** BEGIN Data entries **

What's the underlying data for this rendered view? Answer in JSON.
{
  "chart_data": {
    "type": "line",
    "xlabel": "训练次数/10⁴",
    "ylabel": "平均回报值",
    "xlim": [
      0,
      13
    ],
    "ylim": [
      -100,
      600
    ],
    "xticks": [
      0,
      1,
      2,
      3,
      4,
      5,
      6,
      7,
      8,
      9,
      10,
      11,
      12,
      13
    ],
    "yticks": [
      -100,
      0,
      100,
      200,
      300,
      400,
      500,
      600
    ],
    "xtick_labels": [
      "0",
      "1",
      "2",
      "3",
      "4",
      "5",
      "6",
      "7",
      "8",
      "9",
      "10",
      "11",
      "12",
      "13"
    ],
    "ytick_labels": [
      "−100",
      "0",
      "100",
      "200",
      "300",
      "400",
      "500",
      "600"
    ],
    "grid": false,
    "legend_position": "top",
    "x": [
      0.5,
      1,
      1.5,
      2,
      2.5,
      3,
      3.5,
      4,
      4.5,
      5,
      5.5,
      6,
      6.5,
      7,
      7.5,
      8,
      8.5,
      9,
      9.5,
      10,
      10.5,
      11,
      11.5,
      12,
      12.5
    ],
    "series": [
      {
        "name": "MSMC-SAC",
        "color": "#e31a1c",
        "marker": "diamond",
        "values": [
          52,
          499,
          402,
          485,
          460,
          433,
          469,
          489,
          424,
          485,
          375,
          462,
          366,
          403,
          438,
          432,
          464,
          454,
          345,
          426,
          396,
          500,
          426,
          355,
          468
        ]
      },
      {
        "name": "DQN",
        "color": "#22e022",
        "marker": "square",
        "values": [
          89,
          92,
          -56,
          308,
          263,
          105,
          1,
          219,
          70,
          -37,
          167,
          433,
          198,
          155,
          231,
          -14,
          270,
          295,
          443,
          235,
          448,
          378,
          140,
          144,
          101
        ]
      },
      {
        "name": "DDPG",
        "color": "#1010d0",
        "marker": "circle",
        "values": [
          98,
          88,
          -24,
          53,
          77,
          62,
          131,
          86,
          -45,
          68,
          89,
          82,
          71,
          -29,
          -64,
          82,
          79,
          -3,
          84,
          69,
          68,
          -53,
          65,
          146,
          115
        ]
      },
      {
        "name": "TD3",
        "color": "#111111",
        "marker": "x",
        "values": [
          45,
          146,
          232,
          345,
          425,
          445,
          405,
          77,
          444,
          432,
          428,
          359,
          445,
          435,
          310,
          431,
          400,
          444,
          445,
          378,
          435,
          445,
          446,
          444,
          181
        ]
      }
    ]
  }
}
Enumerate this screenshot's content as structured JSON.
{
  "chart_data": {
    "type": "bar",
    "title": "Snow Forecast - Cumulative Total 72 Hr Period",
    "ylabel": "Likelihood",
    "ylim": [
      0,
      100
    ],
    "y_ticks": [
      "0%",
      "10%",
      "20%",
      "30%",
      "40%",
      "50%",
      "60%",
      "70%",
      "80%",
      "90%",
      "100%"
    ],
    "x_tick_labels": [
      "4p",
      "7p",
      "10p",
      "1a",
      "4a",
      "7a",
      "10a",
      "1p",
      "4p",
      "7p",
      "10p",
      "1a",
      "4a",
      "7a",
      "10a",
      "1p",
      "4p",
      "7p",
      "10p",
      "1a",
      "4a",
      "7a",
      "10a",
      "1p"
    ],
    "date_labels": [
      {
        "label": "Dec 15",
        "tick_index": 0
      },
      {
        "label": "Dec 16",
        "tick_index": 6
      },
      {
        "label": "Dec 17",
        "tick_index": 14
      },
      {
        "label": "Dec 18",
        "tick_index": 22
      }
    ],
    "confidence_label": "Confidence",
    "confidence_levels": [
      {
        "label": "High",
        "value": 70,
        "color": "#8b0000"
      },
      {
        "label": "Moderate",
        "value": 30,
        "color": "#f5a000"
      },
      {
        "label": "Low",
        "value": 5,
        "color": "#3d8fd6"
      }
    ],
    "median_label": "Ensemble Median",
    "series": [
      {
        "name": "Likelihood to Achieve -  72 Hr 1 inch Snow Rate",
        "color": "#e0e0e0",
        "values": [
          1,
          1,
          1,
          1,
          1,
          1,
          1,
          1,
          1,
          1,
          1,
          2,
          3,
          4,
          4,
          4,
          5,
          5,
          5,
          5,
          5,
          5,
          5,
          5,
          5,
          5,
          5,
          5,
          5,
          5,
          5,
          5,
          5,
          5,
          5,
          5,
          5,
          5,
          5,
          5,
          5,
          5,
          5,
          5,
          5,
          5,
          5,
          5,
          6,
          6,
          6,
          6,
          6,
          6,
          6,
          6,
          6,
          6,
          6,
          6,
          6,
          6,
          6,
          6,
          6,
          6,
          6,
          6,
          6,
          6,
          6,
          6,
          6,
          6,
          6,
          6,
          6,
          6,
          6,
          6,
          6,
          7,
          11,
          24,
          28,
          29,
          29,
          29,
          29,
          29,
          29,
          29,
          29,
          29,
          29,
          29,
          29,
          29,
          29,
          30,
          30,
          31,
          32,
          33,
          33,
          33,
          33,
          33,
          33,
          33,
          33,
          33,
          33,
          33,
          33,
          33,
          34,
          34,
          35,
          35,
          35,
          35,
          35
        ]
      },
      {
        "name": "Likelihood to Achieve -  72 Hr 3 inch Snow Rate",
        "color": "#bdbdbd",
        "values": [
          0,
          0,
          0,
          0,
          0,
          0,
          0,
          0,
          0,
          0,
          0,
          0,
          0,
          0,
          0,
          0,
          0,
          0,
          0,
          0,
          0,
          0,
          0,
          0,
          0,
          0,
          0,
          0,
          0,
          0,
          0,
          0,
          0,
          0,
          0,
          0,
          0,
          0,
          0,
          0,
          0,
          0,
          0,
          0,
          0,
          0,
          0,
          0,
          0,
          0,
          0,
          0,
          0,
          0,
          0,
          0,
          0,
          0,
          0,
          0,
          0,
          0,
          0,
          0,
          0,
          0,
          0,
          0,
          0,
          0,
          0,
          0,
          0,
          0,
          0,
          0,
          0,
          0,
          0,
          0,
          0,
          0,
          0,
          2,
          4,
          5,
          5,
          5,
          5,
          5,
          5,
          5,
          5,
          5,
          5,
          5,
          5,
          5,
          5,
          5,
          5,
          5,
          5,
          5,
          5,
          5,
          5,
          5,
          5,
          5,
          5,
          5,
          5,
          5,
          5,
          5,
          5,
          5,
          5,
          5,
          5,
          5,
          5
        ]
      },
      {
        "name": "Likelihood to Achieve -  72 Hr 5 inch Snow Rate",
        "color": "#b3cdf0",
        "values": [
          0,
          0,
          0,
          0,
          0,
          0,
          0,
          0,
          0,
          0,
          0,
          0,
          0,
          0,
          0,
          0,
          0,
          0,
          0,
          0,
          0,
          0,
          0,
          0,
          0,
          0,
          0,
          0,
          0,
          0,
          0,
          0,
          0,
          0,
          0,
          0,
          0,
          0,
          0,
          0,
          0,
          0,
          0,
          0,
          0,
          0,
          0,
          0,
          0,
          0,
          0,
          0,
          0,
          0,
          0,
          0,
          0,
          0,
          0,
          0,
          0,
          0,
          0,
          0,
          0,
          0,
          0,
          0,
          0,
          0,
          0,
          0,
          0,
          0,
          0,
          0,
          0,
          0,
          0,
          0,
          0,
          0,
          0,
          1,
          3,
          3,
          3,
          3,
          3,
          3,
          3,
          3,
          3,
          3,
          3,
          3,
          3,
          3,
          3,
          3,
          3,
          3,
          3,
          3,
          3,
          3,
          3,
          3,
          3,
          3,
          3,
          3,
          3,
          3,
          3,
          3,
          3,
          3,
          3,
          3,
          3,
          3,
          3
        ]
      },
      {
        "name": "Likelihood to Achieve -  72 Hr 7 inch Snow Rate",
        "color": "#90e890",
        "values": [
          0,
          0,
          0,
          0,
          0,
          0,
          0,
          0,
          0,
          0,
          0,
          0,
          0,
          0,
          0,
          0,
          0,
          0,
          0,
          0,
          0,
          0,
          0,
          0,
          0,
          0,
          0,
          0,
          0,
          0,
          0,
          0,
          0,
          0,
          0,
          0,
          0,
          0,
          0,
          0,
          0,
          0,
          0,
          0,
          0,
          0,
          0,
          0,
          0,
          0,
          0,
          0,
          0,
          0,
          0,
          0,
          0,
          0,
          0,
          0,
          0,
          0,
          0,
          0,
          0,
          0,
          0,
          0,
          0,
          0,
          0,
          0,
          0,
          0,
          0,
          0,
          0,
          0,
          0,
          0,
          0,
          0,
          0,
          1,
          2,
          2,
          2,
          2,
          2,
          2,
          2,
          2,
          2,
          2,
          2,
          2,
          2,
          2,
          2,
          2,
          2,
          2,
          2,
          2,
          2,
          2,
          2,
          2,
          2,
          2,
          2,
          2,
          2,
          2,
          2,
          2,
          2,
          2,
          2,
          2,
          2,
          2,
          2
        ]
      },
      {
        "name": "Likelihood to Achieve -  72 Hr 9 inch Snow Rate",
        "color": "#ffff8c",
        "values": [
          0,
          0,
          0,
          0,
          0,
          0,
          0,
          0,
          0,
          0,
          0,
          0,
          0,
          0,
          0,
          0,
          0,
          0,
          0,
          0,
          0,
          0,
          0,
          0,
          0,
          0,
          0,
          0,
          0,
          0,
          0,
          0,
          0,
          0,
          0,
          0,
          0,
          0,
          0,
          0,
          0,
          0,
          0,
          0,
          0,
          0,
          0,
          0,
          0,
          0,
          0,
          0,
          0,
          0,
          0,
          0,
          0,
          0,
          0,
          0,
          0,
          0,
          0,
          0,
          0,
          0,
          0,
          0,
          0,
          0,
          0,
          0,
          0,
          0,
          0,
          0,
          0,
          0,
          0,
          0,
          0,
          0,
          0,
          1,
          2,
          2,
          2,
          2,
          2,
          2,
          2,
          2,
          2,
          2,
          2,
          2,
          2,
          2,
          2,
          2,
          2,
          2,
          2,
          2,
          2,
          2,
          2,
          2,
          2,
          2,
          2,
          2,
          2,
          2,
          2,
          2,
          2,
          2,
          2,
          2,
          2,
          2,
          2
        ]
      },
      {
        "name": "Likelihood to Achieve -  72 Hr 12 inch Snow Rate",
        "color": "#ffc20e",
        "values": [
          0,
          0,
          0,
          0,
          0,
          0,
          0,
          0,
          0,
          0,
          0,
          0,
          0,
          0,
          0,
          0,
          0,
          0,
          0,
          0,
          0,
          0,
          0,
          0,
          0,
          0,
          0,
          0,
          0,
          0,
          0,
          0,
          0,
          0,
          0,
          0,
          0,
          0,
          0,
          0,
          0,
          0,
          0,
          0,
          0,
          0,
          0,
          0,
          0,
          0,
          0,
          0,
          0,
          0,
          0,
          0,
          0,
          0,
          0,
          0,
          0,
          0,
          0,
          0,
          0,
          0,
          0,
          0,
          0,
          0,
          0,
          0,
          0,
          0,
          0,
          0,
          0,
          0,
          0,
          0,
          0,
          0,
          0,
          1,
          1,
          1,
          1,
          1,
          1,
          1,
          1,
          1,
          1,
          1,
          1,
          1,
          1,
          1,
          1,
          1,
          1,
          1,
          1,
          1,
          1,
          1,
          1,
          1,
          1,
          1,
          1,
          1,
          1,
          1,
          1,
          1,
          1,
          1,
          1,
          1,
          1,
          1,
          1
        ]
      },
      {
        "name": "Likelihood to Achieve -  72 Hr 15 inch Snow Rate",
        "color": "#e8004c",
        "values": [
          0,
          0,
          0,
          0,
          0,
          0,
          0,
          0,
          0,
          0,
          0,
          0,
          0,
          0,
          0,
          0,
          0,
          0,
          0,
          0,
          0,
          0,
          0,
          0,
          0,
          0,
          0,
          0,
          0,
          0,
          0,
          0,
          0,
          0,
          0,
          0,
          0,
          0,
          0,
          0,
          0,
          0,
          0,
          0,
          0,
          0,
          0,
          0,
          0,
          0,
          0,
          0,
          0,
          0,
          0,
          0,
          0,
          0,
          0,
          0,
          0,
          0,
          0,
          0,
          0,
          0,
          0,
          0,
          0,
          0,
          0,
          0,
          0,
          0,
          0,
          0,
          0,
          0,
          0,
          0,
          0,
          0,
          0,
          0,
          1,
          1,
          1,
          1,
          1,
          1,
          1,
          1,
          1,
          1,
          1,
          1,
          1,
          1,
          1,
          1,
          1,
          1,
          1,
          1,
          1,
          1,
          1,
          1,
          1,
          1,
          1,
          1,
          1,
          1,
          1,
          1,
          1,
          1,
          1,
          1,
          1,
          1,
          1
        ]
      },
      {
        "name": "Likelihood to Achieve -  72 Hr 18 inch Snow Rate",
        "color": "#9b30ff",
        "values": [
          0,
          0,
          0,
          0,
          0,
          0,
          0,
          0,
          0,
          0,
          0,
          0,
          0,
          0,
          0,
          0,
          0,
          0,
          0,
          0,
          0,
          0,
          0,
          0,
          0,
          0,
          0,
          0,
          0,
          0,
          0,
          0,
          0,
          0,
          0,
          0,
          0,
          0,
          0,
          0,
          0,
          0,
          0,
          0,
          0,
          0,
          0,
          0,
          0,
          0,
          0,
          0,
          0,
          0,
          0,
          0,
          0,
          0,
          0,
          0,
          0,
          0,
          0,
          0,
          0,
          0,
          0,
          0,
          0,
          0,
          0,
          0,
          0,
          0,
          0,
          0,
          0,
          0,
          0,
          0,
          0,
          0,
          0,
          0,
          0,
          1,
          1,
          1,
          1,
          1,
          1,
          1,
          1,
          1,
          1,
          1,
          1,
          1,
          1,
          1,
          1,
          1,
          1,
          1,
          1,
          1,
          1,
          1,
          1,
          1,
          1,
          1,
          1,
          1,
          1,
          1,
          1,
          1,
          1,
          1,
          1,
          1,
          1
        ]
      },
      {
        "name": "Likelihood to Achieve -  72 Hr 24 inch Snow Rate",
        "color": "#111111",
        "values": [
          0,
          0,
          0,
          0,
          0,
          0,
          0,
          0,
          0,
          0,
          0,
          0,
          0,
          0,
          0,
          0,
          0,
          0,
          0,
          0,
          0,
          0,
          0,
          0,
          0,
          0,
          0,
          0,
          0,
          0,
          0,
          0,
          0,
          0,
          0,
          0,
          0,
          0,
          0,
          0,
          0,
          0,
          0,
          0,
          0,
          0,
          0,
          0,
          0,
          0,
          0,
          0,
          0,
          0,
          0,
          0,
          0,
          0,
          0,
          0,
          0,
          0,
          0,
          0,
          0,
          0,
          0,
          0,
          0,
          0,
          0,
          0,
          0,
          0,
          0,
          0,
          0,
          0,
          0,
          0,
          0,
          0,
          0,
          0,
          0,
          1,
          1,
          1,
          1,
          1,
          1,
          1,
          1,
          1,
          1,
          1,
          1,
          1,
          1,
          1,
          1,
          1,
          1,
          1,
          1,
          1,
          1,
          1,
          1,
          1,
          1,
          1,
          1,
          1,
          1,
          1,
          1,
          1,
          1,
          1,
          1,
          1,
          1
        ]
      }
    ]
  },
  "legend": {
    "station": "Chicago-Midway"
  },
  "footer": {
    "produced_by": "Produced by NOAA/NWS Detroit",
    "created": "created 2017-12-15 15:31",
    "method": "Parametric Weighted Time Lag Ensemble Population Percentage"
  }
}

** END Data entries **

Goal of the exercise: Report only a number: how many lines in the material above contain the string "this".

Finished task: 2